**WHAT IS BEING ASKED**
Transcribe everything in the data word for word. Pictures are left out.

──────── EXTRACTED DATA

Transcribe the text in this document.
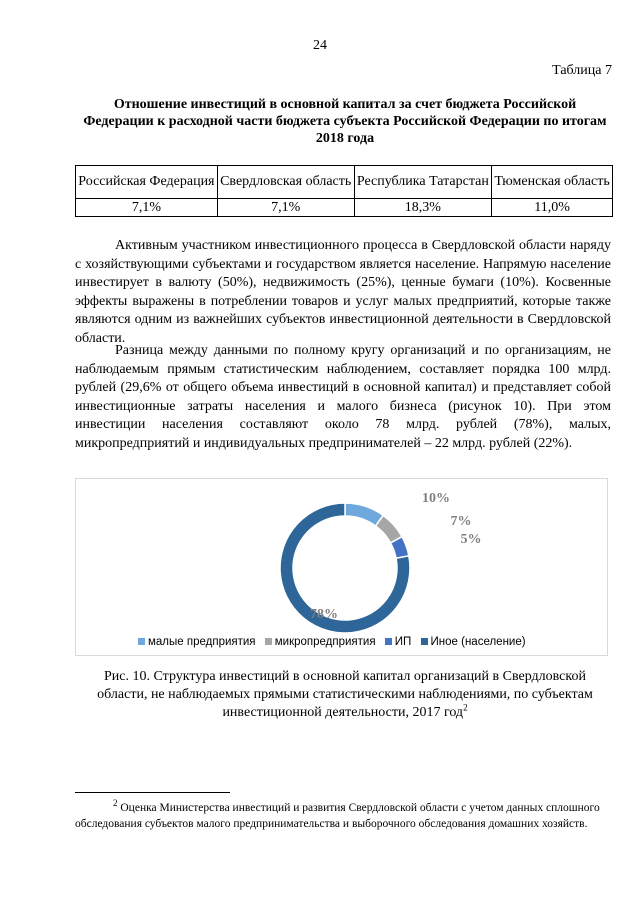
24
Таблица 7
Отношение инвестиций в основной капитал за счет бюджета Российской Федерации к расходной части бюджета субъекта Российской Федерации по итогам 2018 года
Российская Федерация	Свердловская область	Республика Татарстан	Тюменская область
7,1%	7,1%	18,3%	11,0%
Активным участником инвестиционного процесса в Свердловской области наряду с хозяйствующими субъектами и государством является население. Напрямую население инвестирует в валюту (50%), недвижимость (25%), ценные бумаги (10%). Косвенные эффекты выражены в потреблении товаров и услуг малых предприятий, которые также являются одним из важнейших субъектов инвестиционной деятельности в Свердловской области.
Разница между данными по полному кругу организаций и по организациям, не наблюдаемым прямым статистическим наблюдением, составляет порядка 100 млрд. рублей (29,6% от общего объема инвестиций в основной капитал) и представляет собой инвестиционные затраты населения и малого бизнеса (рисунок 10). При этом инвестиции населения составляют около 78 млрд. рублей (78%), малых, микропредприятий и индивидуальных предпринимателей – 22 млрд. рублей (22%).
10%
7%
5%
78%
малые предприятия микропредприятия ИП Иное (население)
Рис. 10. Структура инвестиций в основной капитал организаций в Свердловской области, не наблюдаемых прямыми статистическими наблюдениями, по субъектам инвестиционной деятельности, 2017 год$^2$
$^2$ Оценка Министерства инвестиций и развития Свердловской области с учетом данных сплошного обследования субъектов малого предпринимательства и выборочного обследования домашних хозяйств.
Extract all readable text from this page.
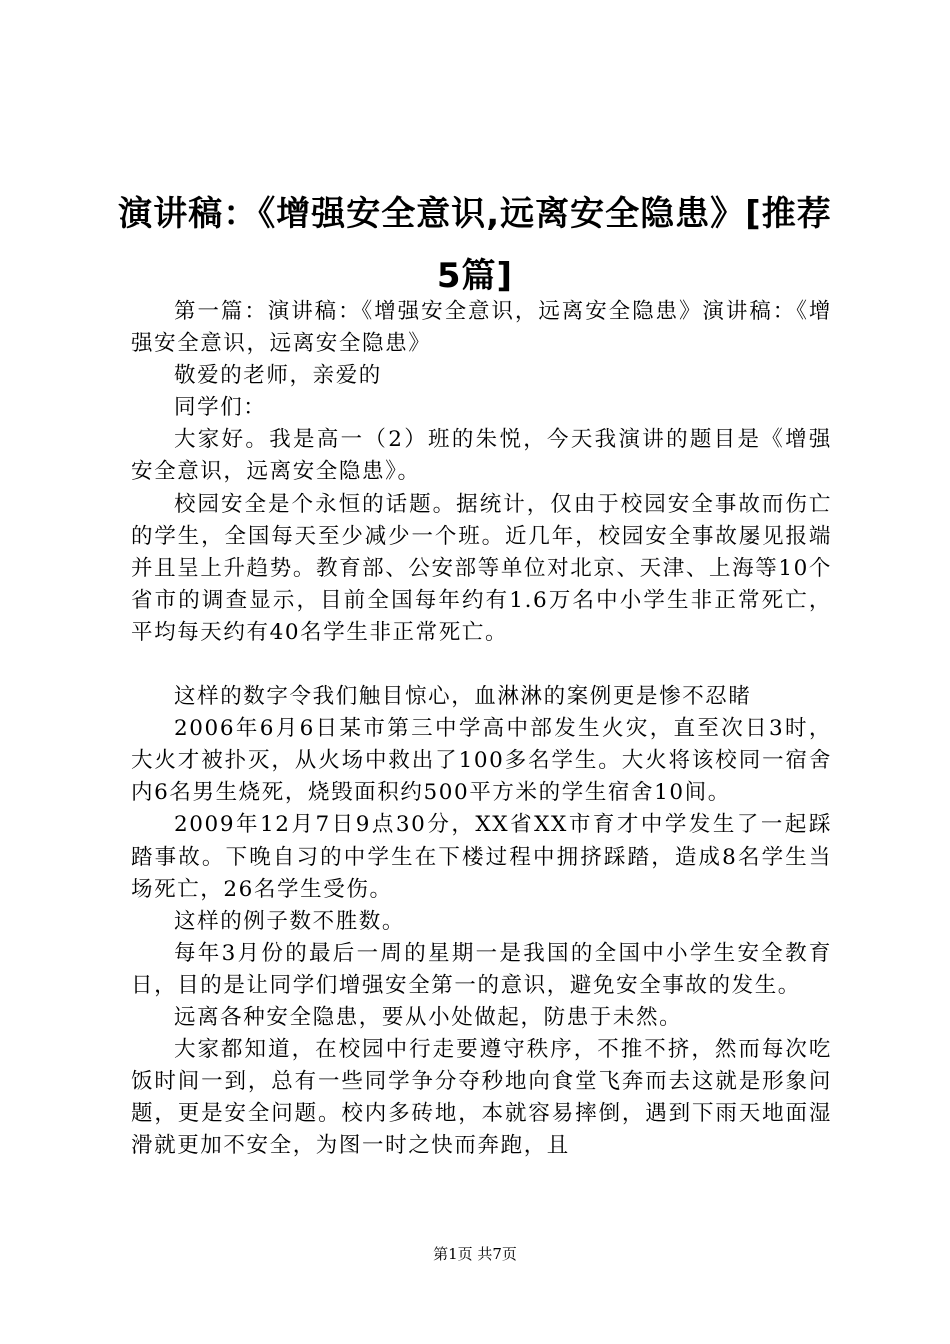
演讲稿：《增强安全意识,远离安全隐患》[推荐5篇]

第一篇：演讲稿：《增强安全意识，远离安全隐患》演讲稿：《增强安全意识，远离安全隐患》

敬爱的老师，亲爱的

同学们：

大家好。我是高一（2）班的朱悦，今天我演讲的题目是《增强安全意识，远离安全隐患》。

校园安全是个永恒的话题。据统计，仅由于校园安全事故而伤亡的学生，全国每天至少减少一个班。近几年，校园安全事故屡见报端并且呈上升趋势。教育部、公安部等单位对北京、天津、上海等10个省市的调查显示，目前全国每年约有1.6万名中小学生非正常死亡，平均每天约有40名学生非正常死亡。

这样的数字令我们触目惊心，血淋淋的案例更是惨不忍睹

2006年6月6日某市第三中学高中部发生火灾，直至次日3时，大火才被扑灭，从火场中救出了100多名学生。大火将该校同一宿舍内6名男生烧死，烧毁面积约500平方米的学生宿舍10间。

2009年12月7日9点30分，XX省XX市育才中学发生了一起踩踏事故。下晚自习的中学生在下楼过程中拥挤踩踏，造成8名学生当场死亡，26名学生受伤。

这样的例子数不胜数。

每年3月份的最后一周的星期一是我国的全国中小学生安全教育日，目的是让同学们增强安全第一的意识，避免安全事故的发生。

远离各种安全隐患，要从小处做起，防患于未然。

大家都知道，在校园中行走要遵守秩序，不推不挤，然而每次吃饭时间一到，总有一些同学争分夺秒地向食堂飞奔而去这就是形象问题，更是安全问题。校内多砖地，本就容易摔倒，遇到下雨天地面湿滑就更加不安全，为图一时之快而奔跑，且

第1页 共7页
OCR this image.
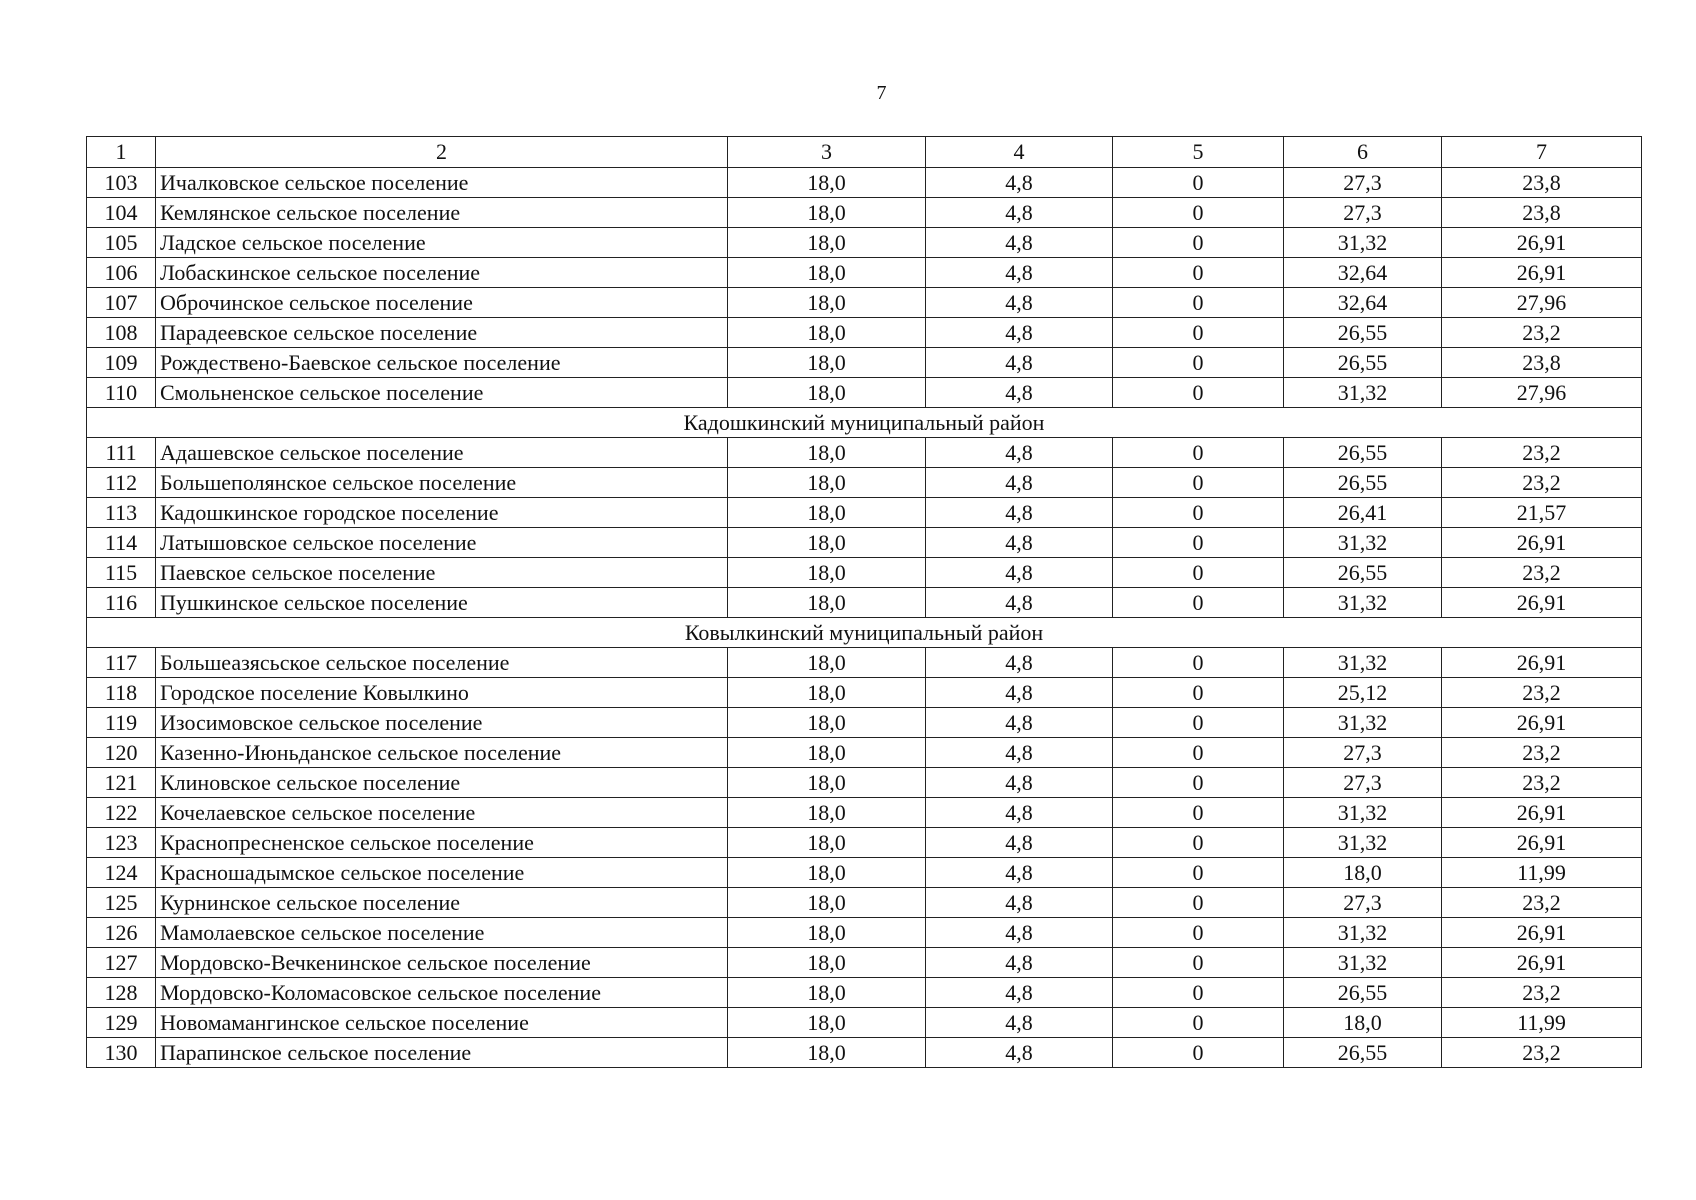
7
1	2	3	4	5	6	7
103	Ичалковское сельское поселение	18,0	4,8	0	27,3	23,8
104	Кемлянское сельское поселение	18,0	4,8	0	27,3	23,8
105	Ладское сельское поселение	18,0	4,8	0	31,32	26,91
106	Лобаскинское сельское поселение	18,0	4,8	0	32,64	26,91
107	Оброчинское сельское поселение	18,0	4,8	0	32,64	27,96
108	Парадеевское сельское поселение	18,0	4,8	0	26,55	23,2
109	Рождествено-Баевское сельское поселение	18,0	4,8	0	26,55	23,8
110	Смольненское сельское поселение	18,0	4,8	0	31,32	27,96
Кадошкинский муниципальный район						
111	Адашевское сельское поселение	18,0	4,8	0	26,55	23,2
112	Большеполянское сельское поселение	18,0	4,8	0	26,55	23,2
113	Кадошкинское городское поселение	18,0	4,8	0	26,41	21,57
114	Латышовское сельское поселение	18,0	4,8	0	31,32	26,91
115	Паевское сельское поселение	18,0	4,8	0	26,55	23,2
116	Пушкинское сельское поселение	18,0	4,8	0	31,32	26,91
Ковылкинский муниципальный район						
117	Большеазясьское сельское поселение	18,0	4,8	0	31,32	26,91
118	Городское поселение Ковылкино	18,0	4,8	0	25,12	23,2
119	Изосимовское сельское поселение	18,0	4,8	0	31,32	26,91
120	Казенно-Июньданское сельское поселение	18,0	4,8	0	27,3	23,2
121	Клиновское сельское поселение	18,0	4,8	0	27,3	23,2
122	Кочелаевское сельское поселение	18,0	4,8	0	31,32	26,91
123	Краснопресненское сельское поселение	18,0	4,8	0	31,32	26,91
124	Красношадымское сельское поселение	18,0	4,8	0	18,0	11,99
125	Курнинское сельское поселение	18,0	4,8	0	27,3	23,2
126	Мамолаевское сельское поселение	18,0	4,8	0	31,32	26,91
127	Мордовско-Вечкенинское сельское поселение	18,0	4,8	0	31,32	26,91
128	Мордовско-Коломасовское сельское поселение	18,0	4,8	0	26,55	23,2
129	Новомамангинское сельское поселение	18,0	4,8	0	18,0	11,99
130	Парапинское сельское поселение	18,0	4,8	0	26,55	23,2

────────────────

**SOLUTION TO THIS EXERCISE**
Transcribe the text in this document.
24
Таблица 7
Отношение инвестиций в основной капитал за счет бюджета Российской Федерации к расходной части бюджета субъекта Российской Федерации по итогам 2018 года
Российская Федерация	Свердловская область	Республика Татарстан	Тюменская область
7,1%	7,1%	18,3%	11,0%
Активным участником инвестиционного процесса в Свердловской области наряду с хозяйствующими субъектами и государством является население. Напрямую население инвестирует в валюту (50%), недвижимость (25%), ценные бумаги (10%). Косвенные эффекты выражены в потреблении товаров и услуг малых предприятий, которые также являются одним из важнейших субъектов инвестиционной деятельности в Свердловской области.
Разница между данными по полному кругу организаций и по организациям, не наблюдаемым прямым статистическим наблюдением, составляет порядка 100 млрд. рублей (29,6% от общего объема инвестиций в основной капитал) и представляет собой инвестиционные затраты населения и малого бизнеса (рисунок 10). При этом инвестиции населения составляют около 78 млрд. рублей (78%), малых, микропредприятий и индивидуальных предпринимателей – 22 млрд. рублей (22%).
10%
7%
5%
78%
малые предприятия микропредприятия ИП Иное (население)
Рис. 10. Структура инвестиций в основной капитал организаций в Свердловской области, не наблюдаемых прямыми статистическими наблюдениями, по субъектам инвестиционной деятельности, 2017 год$^2$
$^2$ Оценка Министерства инвестиций и развития Свердловской области с учетом данных сплошного обследования субъектов малого предпринимательства и выборочного обследования домашних хозяйств.
Extract all readable text from this page.
演讲稿：《增强安全意识,远离安全隐患》[推荐5篇]

第一篇：演讲稿：《增强安全意识，远离安全隐患》演讲稿：《增强安全意识，远离安全隐患》

敬爱的老师，亲爱的

同学们：

大家好。我是高一（2）班的朱悦，今天我演讲的题目是《增强安全意识，远离安全隐患》。

校园安全是个永恒的话题。据统计，仅由于校园安全事故而伤亡的学生，全国每天至少减少一个班。近几年，校园安全事故屡见报端并且呈上升趋势。教育部、公安部等单位对北京、天津、上海等10个省市的调查显示，目前全国每年约有1.6万名中小学生非正常死亡，平均每天约有40名学生非正常死亡。

这样的数字令我们触目惊心，血淋淋的案例更是惨不忍睹

2006年6月6日某市第三中学高中部发生火灾，直至次日3时，大火才被扑灭，从火场中救出了100多名学生。大火将该校同一宿舍内6名男生烧死，烧毁面积约500平方米的学生宿舍10间。

2009年12月7日9点30分，XX省XX市育才中学发生了一起踩踏事故。下晚自习的中学生在下楼过程中拥挤踩踏，造成8名学生当场死亡，26名学生受伤。

这样的例子数不胜数。

每年3月份的最后一周的星期一是我国的全国中小学生安全教育日，目的是让同学们增强安全第一的意识，避免安全事故的发生。

远离各种安全隐患，要从小处做起，防患于未然。

大家都知道，在校园中行走要遵守秩序，不推不挤，然而每次吃饭时间一到，总有一些同学争分夺秒地向食堂飞奔而去这就是形象问题，更是安全问题。校内多砖地，本就容易摔倒，遇到下雨天地面湿滑就更加不安全，为图一时之快而奔跑，且

第1页 共7页
OCR this image.
7
1	2	3	4	5	6	7
103	Ичалковское сельское поселение	18,0	4,8	0	27,3	23,8
104	Кемлянское сельское поселение	18,0	4,8	0	27,3	23,8
105	Ладское сельское поселение	18,0	4,8	0	31,32	26,91
106	Лобаскинское сельское поселение	18,0	4,8	0	32,64	26,91
107	Оброчинское сельское поселение	18,0	4,8	0	32,64	27,96
108	Парадеевское сельское поселение	18,0	4,8	0	26,55	23,2
109	Рождествено-Баевское сельское поселение	18,0	4,8	0	26,55	23,8
110	Смольненское сельское поселение	18,0	4,8	0	31,32	27,96
Кадошкинский муниципальный район						
111	Адашевское сельское поселение	18,0	4,8	0	26,55	23,2
112	Большеполянское сельское поселение	18,0	4,8	0	26,55	23,2
113	Кадошкинское городское поселение	18,0	4,8	0	26,41	21,57
114	Латышовское сельское поселение	18,0	4,8	0	31,32	26,91
115	Паевское сельское поселение	18,0	4,8	0	26,55	23,2
116	Пушкинское сельское поселение	18,0	4,8	0	31,32	26,91
Ковылкинский муниципальный район						
117	Большеазясьское сельское поселение	18,0	4,8	0	31,32	26,91
118	Городское поселение Ковылкино	18,0	4,8	0	25,12	23,2
119	Изосимовское сельское поселение	18,0	4,8	0	31,32	26,91
120	Казенно-Июньданское сельское поселение	18,0	4,8	0	27,3	23,2
121	Клиновское сельское поселение	18,0	4,8	0	27,3	23,2
122	Кочелаевское сельское поселение	18,0	4,8	0	31,32	26,91
123	Краснопресненское сельское поселение	18,0	4,8	0	31,32	26,91
124	Красношадымское сельское поселение	18,0	4,8	0	18,0	11,99
125	Курнинское сельское поселение	18,0	4,8	0	27,3	23,2
126	Мамолаевское сельское поселение	18,0	4,8	0	31,32	26,91
127	Мордовско-Вечкенинское сельское поселение	18,0	4,8	0	31,32	26,91
128	Мордовско-Коломасовское сельское поселение	18,0	4,8	0	26,55	23,2
129	Новомамангинское сельское поселение	18,0	4,8	0	18,0	11,99
130	Парапинское сельское поселение	18,0	4,8	0	26,55	23,2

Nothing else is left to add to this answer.